- WORK INSTRUCTIONS:
Repeat the material below word for word and leave out all pictures.

- Some records:
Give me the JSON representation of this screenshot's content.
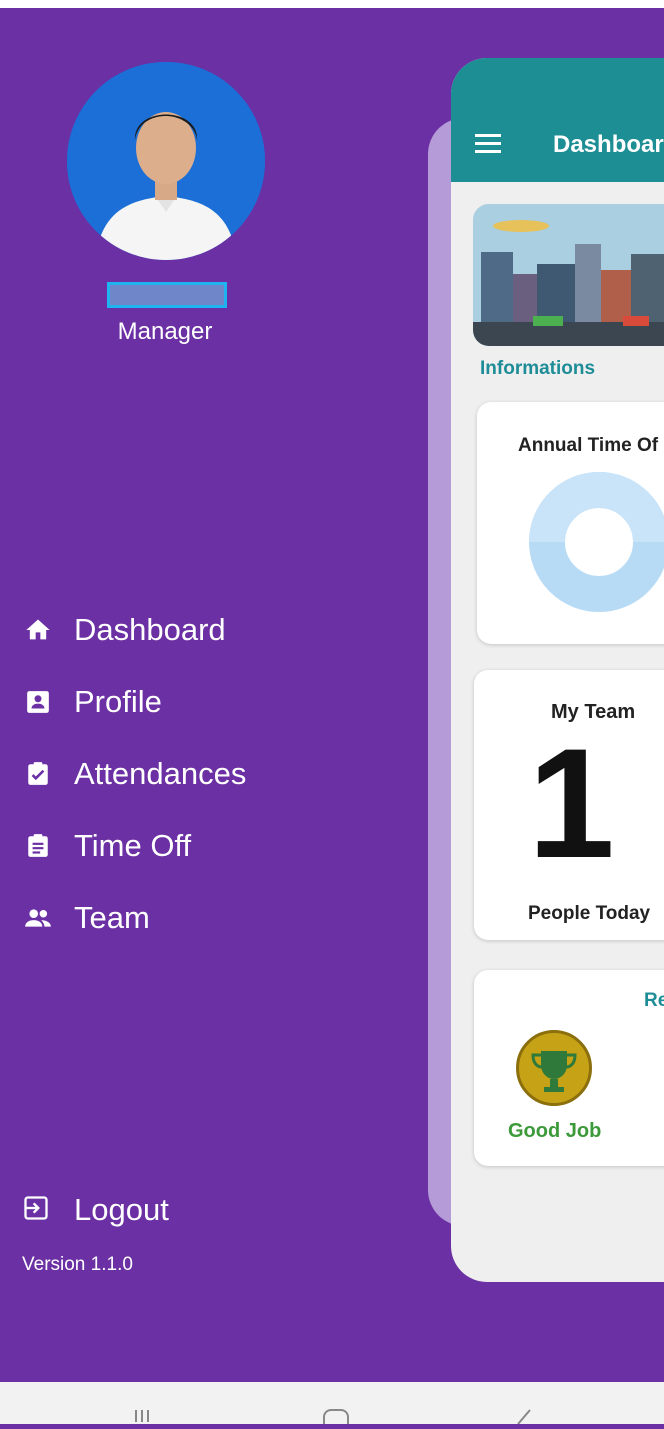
{
  "drawer": {
    "role": "Manager",
    "nav": [
      {
        "label": "Dashboard",
        "icon": "home-icon"
      },
      {
        "label": "Profile",
        "icon": "profile-card-icon"
      },
      {
        "label": "Attendances",
        "icon": "clipboard-check-icon"
      },
      {
        "label": "Time Off",
        "icon": "clipboard-list-icon"
      },
      {
        "label": "Team",
        "icon": "people-icon"
      }
    ],
    "logout_label": "Logout",
    "version": "Version 1.1.0"
  },
  "main": {
    "appbar_title": "Dashboar",
    "section_label": "Informations",
    "annual_card": {
      "title": "Annual Time Of"
    },
    "team_card": {
      "title": "My Team",
      "count": "1",
      "caption": "People Today"
    },
    "reward_card": {
      "title": "Re",
      "badge_label": "Good Job"
    }
  },
  "colors": {
    "drawer_bg": "#6b30a3",
    "appbar": "#1c8e94",
    "accent_text": "#1e8d97",
    "success_text": "#3d9a3a"
  }
}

- ANSWER:
Give me the JSON representation of this screenshot's content.
{
  "drawer": {
    "role": "Manager",
    "nav": [
      {
        "label": "Dashboard",
        "icon": "home-icon"
      },
      {
        "label": "Profile",
        "icon": "profile-card-icon"
      },
      {
        "label": "Attendances",
        "icon": "clipboard-check-icon"
      },
      {
        "label": "Time Off",
        "icon": "clipboard-list-icon"
      },
      {
        "label": "Team",
        "icon": "people-icon"
      }
    ],
    "logout_label": "Logout",
    "version": "Version 1.1.0"
  },
  "main": {
    "appbar_title": "Dashboar",
    "section_label": "Informations",
    "annual_card": {
      "title": "Annual Time Of"
    },
    "team_card": {
      "title": "My Team",
      "count": "1",
      "caption": "People Today"
    },
    "reward_card": {
      "title": "Re",
      "badge_label": "Good Job"
    }
  },
  "colors": {
    "drawer_bg": "#6b30a3",
    "appbar": "#1c8e94",
    "accent_text": "#1e8d97",
    "success_text": "#3d9a3a"
  }
}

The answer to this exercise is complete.